Data entries:
* START *
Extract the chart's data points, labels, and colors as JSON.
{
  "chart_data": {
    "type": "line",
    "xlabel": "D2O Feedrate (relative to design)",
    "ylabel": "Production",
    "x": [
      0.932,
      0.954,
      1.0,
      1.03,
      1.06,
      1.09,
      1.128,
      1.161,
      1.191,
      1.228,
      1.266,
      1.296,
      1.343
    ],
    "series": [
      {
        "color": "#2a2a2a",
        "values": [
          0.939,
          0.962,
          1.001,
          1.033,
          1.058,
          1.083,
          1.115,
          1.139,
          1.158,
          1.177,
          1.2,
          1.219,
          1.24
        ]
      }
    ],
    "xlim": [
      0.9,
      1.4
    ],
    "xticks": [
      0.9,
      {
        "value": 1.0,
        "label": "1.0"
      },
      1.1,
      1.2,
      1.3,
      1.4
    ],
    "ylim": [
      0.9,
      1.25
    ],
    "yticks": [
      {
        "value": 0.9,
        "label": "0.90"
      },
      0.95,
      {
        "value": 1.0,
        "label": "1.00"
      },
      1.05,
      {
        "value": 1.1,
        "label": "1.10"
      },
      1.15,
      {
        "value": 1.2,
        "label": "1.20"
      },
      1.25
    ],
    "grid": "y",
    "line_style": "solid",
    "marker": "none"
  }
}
* END *
Instruction:
Print the whole listing exactly as it is.

Final result:
Extract the chart's data points, labels, and colors as JSON.
{
  "chart_data": {
    "type": "line",
    "xlabel": "D2O Feedrate (relative to design)",
    "ylabel": "Production",
    "x": [
      0.932,
      0.954,
      1.0,
      1.03,
      1.06,
      1.09,
      1.128,
      1.161,
      1.191,
      1.228,
      1.266,
      1.296,
      1.343
    ],
    "series": [
      {
        "color": "#2a2a2a",
        "values": [
          0.939,
          0.962,
          1.001,
          1.033,
          1.058,
          1.083,
          1.115,
          1.139,
          1.158,
          1.177,
          1.2,
          1.219,
          1.24
        ]
      }
    ],
    "xlim": [
      0.9,
      1.4
    ],
    "xticks": [
      0.9,
      {
        "value": 1.0,
        "label": "1.0"
      },
      1.1,
      1.2,
      1.3,
      1.4
    ],
    "ylim": [
      0.9,
      1.25
    ],
    "yticks": [
      {
        "value": 0.9,
        "label": "0.90"
      },
      0.95,
      {
        "value": 1.0,
        "label": "1.00"
      },
      1.05,
      {
        "value": 1.1,
        "label": "1.10"
      },
      1.15,
      {
        "value": 1.2,
        "label": "1.20"
      },
      1.25
    ],
    "grid": "y",
    "line_style": "solid",
    "marker": "none"
  }
}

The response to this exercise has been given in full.